> DIRECTIONS FOR THIS TASK:
Count, in the entries, the lines with "type". Answer with the number only.
══ DATA LINES
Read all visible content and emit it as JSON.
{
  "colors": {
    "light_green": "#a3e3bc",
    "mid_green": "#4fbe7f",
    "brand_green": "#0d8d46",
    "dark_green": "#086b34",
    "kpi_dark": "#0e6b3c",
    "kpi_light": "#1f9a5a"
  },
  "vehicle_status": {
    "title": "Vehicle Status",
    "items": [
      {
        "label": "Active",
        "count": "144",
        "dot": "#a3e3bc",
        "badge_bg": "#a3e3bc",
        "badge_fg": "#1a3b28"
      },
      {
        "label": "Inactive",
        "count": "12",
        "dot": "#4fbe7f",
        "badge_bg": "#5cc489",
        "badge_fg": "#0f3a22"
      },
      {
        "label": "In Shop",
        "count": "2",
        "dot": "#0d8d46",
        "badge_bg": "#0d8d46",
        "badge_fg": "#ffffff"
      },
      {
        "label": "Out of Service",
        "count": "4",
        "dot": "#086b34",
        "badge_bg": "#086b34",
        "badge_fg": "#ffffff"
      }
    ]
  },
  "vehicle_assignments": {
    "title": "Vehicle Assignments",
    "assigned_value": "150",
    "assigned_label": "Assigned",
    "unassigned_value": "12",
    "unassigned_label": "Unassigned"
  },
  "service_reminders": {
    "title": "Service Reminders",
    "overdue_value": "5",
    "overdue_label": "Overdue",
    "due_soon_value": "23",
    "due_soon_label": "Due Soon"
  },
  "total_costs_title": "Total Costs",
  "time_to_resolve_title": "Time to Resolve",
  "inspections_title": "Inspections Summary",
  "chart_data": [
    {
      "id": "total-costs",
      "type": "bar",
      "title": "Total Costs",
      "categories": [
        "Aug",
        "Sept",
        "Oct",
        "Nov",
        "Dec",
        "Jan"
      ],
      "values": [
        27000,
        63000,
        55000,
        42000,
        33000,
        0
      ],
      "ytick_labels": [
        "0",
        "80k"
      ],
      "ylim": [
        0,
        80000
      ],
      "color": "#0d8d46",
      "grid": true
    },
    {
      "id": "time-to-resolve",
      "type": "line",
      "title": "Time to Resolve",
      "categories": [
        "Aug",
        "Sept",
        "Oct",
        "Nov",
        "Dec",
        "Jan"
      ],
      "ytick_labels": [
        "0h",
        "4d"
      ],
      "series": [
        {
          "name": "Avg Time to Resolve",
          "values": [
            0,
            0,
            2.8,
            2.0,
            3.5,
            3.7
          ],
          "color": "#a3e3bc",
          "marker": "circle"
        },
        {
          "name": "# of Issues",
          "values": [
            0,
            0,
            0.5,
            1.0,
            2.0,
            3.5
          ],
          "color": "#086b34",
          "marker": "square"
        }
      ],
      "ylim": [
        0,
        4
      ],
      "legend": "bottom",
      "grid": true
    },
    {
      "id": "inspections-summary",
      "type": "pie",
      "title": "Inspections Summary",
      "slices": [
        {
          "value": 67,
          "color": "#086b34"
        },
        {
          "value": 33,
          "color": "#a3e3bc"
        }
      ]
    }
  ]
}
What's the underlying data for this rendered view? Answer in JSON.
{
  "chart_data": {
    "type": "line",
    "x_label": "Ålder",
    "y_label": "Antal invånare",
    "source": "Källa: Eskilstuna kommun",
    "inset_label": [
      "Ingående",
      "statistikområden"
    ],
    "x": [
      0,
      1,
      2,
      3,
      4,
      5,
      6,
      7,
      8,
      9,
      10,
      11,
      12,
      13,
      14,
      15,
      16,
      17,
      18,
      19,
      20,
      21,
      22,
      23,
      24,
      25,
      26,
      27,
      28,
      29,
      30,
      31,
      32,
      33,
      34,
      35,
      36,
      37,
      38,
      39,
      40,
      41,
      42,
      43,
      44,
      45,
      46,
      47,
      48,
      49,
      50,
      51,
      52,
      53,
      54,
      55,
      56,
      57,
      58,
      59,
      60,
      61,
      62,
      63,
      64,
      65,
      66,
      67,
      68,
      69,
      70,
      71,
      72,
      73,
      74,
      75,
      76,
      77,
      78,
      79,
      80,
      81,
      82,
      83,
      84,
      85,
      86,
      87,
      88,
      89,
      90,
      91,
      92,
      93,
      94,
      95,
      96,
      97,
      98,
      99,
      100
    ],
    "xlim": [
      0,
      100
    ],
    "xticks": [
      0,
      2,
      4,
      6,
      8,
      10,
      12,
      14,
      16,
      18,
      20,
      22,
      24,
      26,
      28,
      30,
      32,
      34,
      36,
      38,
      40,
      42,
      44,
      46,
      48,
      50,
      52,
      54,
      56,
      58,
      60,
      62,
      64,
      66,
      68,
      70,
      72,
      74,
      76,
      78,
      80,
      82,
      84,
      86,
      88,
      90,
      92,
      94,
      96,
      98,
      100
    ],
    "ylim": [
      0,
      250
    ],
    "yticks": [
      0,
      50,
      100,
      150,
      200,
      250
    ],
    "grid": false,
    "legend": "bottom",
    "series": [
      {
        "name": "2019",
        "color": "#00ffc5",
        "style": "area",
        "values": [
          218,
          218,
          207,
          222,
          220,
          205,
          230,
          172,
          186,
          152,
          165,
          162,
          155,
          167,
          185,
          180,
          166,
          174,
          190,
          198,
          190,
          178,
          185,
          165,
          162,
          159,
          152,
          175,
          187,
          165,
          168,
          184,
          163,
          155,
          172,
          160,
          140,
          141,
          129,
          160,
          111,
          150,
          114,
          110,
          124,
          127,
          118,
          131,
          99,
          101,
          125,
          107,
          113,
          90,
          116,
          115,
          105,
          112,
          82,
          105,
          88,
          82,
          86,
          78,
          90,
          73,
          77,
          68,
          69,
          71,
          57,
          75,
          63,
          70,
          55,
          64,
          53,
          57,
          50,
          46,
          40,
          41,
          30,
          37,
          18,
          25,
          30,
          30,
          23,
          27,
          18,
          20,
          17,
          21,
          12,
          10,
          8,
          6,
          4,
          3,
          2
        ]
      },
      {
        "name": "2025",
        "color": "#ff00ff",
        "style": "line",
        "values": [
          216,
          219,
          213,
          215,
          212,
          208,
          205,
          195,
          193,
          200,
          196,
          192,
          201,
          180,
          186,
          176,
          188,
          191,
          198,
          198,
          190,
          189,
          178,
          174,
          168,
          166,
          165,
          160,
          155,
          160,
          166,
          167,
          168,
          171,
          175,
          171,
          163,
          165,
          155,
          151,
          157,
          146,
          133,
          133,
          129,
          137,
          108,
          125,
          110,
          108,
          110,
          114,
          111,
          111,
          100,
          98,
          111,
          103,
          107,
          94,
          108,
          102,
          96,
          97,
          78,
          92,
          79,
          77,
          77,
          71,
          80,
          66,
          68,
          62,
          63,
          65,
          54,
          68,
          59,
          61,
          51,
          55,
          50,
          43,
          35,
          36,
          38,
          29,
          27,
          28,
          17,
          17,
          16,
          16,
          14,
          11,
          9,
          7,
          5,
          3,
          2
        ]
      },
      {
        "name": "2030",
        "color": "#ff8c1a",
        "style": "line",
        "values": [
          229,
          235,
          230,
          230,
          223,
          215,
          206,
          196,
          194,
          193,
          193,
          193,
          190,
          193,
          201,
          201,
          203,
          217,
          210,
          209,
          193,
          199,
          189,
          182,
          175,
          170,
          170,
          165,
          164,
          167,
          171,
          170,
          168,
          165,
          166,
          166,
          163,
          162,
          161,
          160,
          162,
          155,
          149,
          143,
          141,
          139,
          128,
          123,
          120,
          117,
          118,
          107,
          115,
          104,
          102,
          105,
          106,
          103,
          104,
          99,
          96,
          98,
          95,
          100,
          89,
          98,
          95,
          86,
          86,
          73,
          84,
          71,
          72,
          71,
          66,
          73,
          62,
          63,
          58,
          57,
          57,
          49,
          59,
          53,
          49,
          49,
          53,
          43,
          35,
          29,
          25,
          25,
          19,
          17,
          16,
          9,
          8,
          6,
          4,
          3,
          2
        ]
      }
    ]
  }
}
════
> REPLY:
4